Direction: Retype the material word for word.

Data for the task:
————

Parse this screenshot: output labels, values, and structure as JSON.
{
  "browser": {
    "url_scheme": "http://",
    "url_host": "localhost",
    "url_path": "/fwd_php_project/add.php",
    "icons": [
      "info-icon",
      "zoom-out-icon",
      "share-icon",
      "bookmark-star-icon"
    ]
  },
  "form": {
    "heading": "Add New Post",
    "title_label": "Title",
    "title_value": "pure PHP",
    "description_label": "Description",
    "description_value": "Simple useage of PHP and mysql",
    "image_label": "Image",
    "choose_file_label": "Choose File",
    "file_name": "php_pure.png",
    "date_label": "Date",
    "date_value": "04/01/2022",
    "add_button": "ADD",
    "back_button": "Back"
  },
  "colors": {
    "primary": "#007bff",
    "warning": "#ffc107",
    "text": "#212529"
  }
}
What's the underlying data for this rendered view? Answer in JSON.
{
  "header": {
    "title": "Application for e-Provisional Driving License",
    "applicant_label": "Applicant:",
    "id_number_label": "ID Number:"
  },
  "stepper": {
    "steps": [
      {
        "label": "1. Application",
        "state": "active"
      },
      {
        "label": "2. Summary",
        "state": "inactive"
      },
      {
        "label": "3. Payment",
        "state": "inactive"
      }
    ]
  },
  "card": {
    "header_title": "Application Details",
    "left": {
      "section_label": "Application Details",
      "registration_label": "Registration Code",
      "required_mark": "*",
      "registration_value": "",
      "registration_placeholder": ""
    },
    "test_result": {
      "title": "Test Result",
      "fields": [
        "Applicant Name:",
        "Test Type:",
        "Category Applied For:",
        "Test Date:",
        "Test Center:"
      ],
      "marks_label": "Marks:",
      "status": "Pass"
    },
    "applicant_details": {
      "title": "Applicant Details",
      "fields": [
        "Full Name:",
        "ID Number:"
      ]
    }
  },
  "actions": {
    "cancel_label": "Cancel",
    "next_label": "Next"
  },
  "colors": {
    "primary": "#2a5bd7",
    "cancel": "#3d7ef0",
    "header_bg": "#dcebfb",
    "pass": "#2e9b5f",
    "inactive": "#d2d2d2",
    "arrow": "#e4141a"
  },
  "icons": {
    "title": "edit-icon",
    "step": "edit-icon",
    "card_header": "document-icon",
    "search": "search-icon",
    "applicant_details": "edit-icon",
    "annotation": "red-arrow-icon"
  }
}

————

Task solution:
Parse this screenshot: output labels, values, and structure as JSON.
{
  "browser": {
    "url_scheme": "http://",
    "url_host": "localhost",
    "url_path": "/fwd_php_project/add.php",
    "icons": [
      "info-icon",
      "zoom-out-icon",
      "share-icon",
      "bookmark-star-icon"
    ]
  },
  "form": {
    "heading": "Add New Post",
    "title_label": "Title",
    "title_value": "pure PHP",
    "description_label": "Description",
    "description_value": "Simple useage of PHP and mysql",
    "image_label": "Image",
    "choose_file_label": "Choose File",
    "file_name": "php_pure.png",
    "date_label": "Date",
    "date_value": "04/01/2022",
    "add_button": "ADD",
    "back_button": "Back"
  },
  "colors": {
    "primary": "#007bff",
    "warning": "#ffc107",
    "text": "#212529"
  }
}
What's the underlying data for this rendered view? Answer in JSON.
{
  "header": {
    "title": "Application for e-Provisional Driving License",
    "applicant_label": "Applicant:",
    "id_number_label": "ID Number:"
  },
  "stepper": {
    "steps": [
      {
        "label": "1. Application",
        "state": "active"
      },
      {
        "label": "2. Summary",
        "state": "inactive"
      },
      {
        "label": "3. Payment",
        "state": "inactive"
      }
    ]
  },
  "card": {
    "header_title": "Application Details",
    "left": {
      "section_label": "Application Details",
      "registration_label": "Registration Code",
      "required_mark": "*",
      "registration_value": "",
      "registration_placeholder": ""
    },
    "test_result": {
      "title": "Test Result",
      "fields": [
        "Applicant Name:",
        "Test Type:",
        "Category Applied For:",
        "Test Date:",
        "Test Center:"
      ],
      "marks_label": "Marks:",
      "status": "Pass"
    },
    "applicant_details": {
      "title": "Applicant Details",
      "fields": [
        "Full Name:",
        "ID Number:"
      ]
    }
  },
  "actions": {
    "cancel_label": "Cancel",
    "next_label": "Next"
  },
  "colors": {
    "primary": "#2a5bd7",
    "cancel": "#3d7ef0",
    "header_bg": "#dcebfb",
    "pass": "#2e9b5f",
    "inactive": "#d2d2d2",
    "arrow": "#e4141a"
  },
  "icons": {
    "title": "edit-icon",
    "step": "edit-icon",
    "card_header": "document-icon",
    "search": "search-icon",
    "applicant_details": "edit-icon",
    "annotation": "red-arrow-icon"
  }
}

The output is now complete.